Stored data:
--- BEGIN ---

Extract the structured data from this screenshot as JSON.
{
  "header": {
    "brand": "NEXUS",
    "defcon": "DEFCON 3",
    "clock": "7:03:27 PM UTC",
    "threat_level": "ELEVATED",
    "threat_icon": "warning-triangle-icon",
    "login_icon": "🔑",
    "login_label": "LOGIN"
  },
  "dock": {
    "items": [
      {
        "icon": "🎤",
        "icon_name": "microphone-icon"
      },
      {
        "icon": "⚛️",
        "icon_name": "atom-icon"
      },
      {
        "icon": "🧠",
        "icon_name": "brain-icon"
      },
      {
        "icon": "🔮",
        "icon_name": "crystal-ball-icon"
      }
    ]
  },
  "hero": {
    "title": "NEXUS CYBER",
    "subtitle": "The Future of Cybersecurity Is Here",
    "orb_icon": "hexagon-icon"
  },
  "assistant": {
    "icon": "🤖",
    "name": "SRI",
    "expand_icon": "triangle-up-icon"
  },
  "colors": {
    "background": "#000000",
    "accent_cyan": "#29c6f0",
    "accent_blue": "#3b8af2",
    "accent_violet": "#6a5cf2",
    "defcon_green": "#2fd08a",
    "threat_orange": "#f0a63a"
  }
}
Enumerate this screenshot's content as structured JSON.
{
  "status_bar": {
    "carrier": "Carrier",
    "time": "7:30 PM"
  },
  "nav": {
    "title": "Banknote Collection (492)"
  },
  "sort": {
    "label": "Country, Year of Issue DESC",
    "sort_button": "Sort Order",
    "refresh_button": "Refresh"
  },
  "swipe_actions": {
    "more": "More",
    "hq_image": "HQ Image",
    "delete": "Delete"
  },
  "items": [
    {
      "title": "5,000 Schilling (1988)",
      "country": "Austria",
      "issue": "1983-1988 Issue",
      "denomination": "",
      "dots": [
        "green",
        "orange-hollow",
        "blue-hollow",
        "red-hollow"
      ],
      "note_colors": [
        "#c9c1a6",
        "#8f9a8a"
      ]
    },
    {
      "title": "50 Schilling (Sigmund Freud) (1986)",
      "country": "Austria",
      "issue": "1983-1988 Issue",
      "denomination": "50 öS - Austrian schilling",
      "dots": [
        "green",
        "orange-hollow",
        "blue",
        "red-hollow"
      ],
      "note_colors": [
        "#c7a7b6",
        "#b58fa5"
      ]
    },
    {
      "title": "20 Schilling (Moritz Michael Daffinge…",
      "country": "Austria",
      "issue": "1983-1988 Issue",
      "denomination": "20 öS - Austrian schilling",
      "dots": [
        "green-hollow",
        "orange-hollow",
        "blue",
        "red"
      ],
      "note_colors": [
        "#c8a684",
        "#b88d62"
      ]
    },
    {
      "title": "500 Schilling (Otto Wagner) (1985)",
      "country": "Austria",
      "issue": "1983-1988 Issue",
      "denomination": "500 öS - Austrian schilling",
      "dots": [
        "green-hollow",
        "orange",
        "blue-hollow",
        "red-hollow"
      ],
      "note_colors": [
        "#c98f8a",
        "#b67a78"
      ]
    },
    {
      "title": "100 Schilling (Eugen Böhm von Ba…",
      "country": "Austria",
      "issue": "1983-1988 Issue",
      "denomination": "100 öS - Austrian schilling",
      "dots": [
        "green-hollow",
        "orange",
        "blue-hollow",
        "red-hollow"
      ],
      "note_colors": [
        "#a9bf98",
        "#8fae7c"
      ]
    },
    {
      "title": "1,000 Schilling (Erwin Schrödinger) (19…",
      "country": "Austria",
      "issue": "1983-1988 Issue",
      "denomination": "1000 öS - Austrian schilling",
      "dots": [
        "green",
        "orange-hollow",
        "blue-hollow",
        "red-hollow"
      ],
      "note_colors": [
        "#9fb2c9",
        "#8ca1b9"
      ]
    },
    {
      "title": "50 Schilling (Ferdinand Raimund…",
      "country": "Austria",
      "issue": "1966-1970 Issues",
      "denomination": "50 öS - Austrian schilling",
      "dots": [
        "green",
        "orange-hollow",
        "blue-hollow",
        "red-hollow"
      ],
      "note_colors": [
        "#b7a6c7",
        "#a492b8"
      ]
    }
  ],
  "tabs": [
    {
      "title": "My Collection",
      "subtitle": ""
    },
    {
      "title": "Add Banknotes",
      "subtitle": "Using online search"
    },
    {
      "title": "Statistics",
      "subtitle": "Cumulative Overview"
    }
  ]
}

--- END ---

- **What is expected**: Quote every line of the data, word for word.

- **Solution to the problem**:
Extract the structured data from this screenshot as JSON.
{
  "header": {
    "brand": "NEXUS",
    "defcon": "DEFCON 3",
    "clock": "7:03:27 PM UTC",
    "threat_level": "ELEVATED",
    "threat_icon": "warning-triangle-icon",
    "login_icon": "🔑",
    "login_label": "LOGIN"
  },
  "dock": {
    "items": [
      {
        "icon": "🎤",
        "icon_name": "microphone-icon"
      },
      {
        "icon": "⚛️",
        "icon_name": "atom-icon"
      },
      {
        "icon": "🧠",
        "icon_name": "brain-icon"
      },
      {
        "icon": "🔮",
        "icon_name": "crystal-ball-icon"
      }
    ]
  },
  "hero": {
    "title": "NEXUS CYBER",
    "subtitle": "The Future of Cybersecurity Is Here",
    "orb_icon": "hexagon-icon"
  },
  "assistant": {
    "icon": "🤖",
    "name": "SRI",
    "expand_icon": "triangle-up-icon"
  },
  "colors": {
    "background": "#000000",
    "accent_cyan": "#29c6f0",
    "accent_blue": "#3b8af2",
    "accent_violet": "#6a5cf2",
    "defcon_green": "#2fd08a",
    "threat_orange": "#f0a63a"
  }
}
Enumerate this screenshot's content as structured JSON.
{
  "status_bar": {
    "carrier": "Carrier",
    "time": "7:30 PM"
  },
  "nav": {
    "title": "Banknote Collection (492)"
  },
  "sort": {
    "label": "Country, Year of Issue DESC",
    "sort_button": "Sort Order",
    "refresh_button": "Refresh"
  },
  "swipe_actions": {
    "more": "More",
    "hq_image": "HQ Image",
    "delete": "Delete"
  },
  "items": [
    {
      "title": "5,000 Schilling (1988)",
      "country": "Austria",
      "issue": "1983-1988 Issue",
      "denomination": "",
      "dots": [
        "green",
        "orange-hollow",
        "blue-hollow",
        "red-hollow"
      ],
      "note_colors": [
        "#c9c1a6",
        "#8f9a8a"
      ]
    },
    {
      "title": "50 Schilling (Sigmund Freud) (1986)",
      "country": "Austria",
      "issue": "1983-1988 Issue",
      "denomination": "50 öS - Austrian schilling",
      "dots": [
        "green",
        "orange-hollow",
        "blue",
        "red-hollow"
      ],
      "note_colors": [
        "#c7a7b6",
        "#b58fa5"
      ]
    },
    {
      "title": "20 Schilling (Moritz Michael Daffinge…",
      "country": "Austria",
      "issue": "1983-1988 Issue",
      "denomination": "20 öS - Austrian schilling",
      "dots": [
        "green-hollow",
        "orange-hollow",
        "blue",
        "red"
      ],
      "note_colors": [
        "#c8a684",
        "#b88d62"
      ]
    },
    {
      "title": "500 Schilling (Otto Wagner) (1985)",
      "country": "Austria",
      "issue": "1983-1988 Issue",
      "denomination": "500 öS - Austrian schilling",
      "dots": [
        "green-hollow",
        "orange",
        "blue-hollow",
        "red-hollow"
      ],
      "note_colors": [
        "#c98f8a",
        "#b67a78"
      ]
    },
    {
      "title": "100 Schilling (Eugen Böhm von Ba…",
      "country": "Austria",
      "issue": "1983-1988 Issue",
      "denomination": "100 öS - Austrian schilling",
      "dots": [
        "green-hollow",
        "orange",
        "blue-hollow",
        "red-hollow"
      ],
      "note_colors": [
        "#a9bf98",
        "#8fae7c"
      ]
    },
    {
      "title": "1,000 Schilling (Erwin Schrödinger) (19…",
      "country": "Austria",
      "issue": "1983-1988 Issue",
      "denomination": "1000 öS - Austrian schilling",
      "dots": [
        "green",
        "orange-hollow",
        "blue-hollow",
        "red-hollow"
      ],
      "note_colors": [
        "#9fb2c9",
        "#8ca1b9"
      ]
    },
    {
      "title": "50 Schilling (Ferdinand Raimund…",
      "country": "Austria",
      "issue": "1966-1970 Issues",
      "denomination": "50 öS - Austrian schilling",
      "dots": [
        "green",
        "orange-hollow",
        "blue-hollow",
        "red-hollow"
      ],
      "note_colors": [
        "#b7a6c7",
        "#a492b8"
      ]
    }
  ],
  "tabs": [
    {
      "title": "My Collection",
      "subtitle": ""
    },
    {
      "title": "Add Banknotes",
      "subtitle": "Using online search"
    },
    {
      "title": "Statistics",
      "subtitle": "Cumulative Overview"
    }
  ]
}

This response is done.